-- Start --

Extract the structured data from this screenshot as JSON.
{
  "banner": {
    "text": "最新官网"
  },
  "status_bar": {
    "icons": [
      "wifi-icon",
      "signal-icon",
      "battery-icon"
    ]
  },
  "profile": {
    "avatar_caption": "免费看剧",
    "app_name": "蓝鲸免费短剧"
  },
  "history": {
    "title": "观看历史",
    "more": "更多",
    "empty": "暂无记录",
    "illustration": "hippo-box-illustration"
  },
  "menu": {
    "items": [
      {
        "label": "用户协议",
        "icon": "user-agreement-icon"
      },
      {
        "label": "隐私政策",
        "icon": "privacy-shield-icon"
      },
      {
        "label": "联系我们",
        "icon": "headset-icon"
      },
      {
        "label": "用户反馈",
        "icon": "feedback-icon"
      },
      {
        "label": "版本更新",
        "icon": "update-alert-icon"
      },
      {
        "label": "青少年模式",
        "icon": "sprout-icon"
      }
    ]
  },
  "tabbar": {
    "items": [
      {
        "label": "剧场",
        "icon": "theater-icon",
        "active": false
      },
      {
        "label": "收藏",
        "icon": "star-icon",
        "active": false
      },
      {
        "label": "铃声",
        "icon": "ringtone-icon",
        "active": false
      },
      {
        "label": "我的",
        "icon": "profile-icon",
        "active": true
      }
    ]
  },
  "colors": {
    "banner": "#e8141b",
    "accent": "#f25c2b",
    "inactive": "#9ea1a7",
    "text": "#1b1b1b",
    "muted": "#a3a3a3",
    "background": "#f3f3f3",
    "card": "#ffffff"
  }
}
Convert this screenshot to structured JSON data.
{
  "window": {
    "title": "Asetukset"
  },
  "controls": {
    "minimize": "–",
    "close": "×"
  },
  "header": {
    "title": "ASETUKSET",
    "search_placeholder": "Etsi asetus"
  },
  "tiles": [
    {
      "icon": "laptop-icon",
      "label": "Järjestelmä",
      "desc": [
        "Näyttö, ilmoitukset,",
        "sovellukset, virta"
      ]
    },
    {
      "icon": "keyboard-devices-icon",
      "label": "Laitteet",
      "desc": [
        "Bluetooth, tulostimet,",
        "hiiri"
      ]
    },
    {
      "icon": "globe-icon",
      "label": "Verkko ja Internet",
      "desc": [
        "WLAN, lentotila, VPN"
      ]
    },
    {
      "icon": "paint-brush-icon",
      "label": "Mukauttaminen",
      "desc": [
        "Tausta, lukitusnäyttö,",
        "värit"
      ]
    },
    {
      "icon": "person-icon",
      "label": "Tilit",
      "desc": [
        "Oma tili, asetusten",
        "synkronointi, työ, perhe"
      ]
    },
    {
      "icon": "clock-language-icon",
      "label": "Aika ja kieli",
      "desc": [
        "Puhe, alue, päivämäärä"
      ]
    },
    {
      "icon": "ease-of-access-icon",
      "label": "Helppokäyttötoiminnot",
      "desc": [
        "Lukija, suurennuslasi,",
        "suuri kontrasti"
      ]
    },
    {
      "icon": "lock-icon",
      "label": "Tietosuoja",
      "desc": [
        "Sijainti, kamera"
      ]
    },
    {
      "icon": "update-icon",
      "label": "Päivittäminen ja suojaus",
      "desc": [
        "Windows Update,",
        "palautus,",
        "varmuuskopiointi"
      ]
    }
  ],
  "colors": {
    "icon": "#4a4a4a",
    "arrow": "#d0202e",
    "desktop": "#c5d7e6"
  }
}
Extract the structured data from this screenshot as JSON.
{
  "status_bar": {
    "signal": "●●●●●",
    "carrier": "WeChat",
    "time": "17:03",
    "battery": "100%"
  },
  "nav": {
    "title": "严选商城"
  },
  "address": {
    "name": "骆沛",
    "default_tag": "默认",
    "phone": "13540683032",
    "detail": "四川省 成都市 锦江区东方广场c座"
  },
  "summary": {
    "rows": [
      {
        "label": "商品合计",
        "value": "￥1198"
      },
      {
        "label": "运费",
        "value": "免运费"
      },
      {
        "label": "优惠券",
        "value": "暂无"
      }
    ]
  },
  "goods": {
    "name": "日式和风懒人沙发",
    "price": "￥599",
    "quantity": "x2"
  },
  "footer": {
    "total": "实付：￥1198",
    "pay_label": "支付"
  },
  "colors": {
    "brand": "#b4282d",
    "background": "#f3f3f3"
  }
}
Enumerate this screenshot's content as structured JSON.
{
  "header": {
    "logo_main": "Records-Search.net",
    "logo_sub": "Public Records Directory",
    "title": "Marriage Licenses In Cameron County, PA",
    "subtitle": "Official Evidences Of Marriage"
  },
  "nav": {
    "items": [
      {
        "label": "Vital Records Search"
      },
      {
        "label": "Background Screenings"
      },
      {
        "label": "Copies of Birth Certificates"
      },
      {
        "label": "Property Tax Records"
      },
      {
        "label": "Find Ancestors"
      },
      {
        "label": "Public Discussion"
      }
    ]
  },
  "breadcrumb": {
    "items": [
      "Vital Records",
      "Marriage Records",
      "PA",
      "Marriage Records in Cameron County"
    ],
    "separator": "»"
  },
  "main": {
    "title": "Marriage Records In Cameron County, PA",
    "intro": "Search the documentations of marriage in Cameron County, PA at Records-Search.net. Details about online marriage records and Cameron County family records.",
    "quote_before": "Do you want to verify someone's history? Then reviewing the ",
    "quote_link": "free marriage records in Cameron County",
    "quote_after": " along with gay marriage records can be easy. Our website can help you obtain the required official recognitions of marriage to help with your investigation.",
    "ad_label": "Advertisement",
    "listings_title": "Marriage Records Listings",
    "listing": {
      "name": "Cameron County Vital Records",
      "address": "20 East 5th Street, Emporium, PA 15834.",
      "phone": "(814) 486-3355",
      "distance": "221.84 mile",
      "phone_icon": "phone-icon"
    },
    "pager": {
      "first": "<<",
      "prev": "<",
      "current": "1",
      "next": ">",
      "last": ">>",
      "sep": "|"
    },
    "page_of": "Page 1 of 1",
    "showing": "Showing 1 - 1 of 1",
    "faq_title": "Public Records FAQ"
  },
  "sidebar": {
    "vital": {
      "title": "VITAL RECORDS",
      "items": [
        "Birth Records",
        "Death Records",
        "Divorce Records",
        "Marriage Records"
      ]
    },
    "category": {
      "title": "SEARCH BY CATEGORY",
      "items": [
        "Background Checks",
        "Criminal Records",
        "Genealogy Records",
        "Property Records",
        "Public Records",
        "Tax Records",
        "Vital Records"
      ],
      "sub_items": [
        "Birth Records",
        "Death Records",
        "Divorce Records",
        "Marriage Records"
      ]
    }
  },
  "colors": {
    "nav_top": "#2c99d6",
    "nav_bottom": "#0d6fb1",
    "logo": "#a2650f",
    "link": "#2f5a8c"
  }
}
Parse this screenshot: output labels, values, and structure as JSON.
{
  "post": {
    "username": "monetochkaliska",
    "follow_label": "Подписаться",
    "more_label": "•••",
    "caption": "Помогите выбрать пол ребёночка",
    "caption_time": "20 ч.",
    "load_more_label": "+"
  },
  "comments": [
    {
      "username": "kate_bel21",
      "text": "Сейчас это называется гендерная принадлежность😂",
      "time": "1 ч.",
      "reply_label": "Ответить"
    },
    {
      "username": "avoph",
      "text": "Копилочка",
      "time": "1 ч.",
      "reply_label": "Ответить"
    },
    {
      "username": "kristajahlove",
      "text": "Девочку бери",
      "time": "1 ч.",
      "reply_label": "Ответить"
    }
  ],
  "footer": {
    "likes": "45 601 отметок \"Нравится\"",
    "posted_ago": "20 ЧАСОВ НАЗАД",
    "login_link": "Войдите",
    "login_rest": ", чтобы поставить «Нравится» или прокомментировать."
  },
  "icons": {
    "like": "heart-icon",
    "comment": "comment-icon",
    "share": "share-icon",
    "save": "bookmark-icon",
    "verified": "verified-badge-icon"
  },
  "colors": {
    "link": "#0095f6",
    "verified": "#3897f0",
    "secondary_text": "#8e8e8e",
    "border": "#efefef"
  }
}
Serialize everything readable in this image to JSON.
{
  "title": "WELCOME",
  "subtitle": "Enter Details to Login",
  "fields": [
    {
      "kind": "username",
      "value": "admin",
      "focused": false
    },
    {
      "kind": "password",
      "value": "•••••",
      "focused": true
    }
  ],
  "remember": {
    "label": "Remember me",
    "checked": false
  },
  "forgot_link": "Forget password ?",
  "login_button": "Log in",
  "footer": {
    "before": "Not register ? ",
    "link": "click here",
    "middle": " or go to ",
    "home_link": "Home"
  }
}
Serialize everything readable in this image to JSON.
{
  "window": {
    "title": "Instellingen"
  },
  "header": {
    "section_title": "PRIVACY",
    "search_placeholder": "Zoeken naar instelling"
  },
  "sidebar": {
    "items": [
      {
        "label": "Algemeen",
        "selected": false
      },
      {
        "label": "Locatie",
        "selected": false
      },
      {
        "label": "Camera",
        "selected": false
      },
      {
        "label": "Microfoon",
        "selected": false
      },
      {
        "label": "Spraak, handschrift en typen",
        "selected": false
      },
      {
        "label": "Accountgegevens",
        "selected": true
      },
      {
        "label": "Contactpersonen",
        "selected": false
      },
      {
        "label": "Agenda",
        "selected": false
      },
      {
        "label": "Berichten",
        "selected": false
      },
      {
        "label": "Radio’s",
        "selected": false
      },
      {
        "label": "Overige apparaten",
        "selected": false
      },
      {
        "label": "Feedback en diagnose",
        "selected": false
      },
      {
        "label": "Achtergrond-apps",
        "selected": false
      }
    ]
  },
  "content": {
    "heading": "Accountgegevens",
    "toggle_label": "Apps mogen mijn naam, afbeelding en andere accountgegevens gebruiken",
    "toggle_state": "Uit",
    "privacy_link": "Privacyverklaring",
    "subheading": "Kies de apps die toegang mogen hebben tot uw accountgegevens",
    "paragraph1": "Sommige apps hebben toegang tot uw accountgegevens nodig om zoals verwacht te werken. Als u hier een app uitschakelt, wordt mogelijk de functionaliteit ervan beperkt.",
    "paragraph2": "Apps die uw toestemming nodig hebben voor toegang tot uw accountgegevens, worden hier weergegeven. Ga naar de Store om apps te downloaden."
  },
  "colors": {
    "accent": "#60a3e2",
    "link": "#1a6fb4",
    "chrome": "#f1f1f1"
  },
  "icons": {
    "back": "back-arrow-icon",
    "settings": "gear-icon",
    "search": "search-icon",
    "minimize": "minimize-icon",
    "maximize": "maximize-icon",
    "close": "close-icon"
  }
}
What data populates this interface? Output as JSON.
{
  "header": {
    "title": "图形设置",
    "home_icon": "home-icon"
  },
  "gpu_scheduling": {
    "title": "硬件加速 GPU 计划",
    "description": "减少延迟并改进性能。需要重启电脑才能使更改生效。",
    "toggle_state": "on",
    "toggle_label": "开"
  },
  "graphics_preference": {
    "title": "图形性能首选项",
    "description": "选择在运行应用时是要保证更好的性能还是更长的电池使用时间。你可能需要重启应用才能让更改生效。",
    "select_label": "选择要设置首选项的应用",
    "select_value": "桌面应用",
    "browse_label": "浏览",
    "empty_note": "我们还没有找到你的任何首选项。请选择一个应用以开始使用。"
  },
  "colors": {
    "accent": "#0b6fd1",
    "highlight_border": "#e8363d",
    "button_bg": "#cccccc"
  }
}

-- End --

THE EXERCISE: Only the lines from the one that contains "What data populates" to the end of the data should be output, exactly as they appear.

WRITTEN SOLUTION:
What data populates this interface? Output as JSON.
{
  "header": {
    "title": "图形设置",
    "home_icon": "home-icon"
  },
  "gpu_scheduling": {
    "title": "硬件加速 GPU 计划",
    "description": "减少延迟并改进性能。需要重启电脑才能使更改生效。",
    "toggle_state": "on",
    "toggle_label": "开"
  },
  "graphics_preference": {
    "title": "图形性能首选项",
    "description": "选择在运行应用时是要保证更好的性能还是更长的电池使用时间。你可能需要重启应用才能让更改生效。",
    "select_label": "选择要设置首选项的应用",
    "select_value": "桌面应用",
    "browse_label": "浏览",
    "empty_note": "我们还没有找到你的任何首选项。请选择一个应用以开始使用。"
  },
  "colors": {
    "accent": "#0b6fd1",
    "highlight_border": "#e8363d",
    "button_bg": "#cccccc"
  }
}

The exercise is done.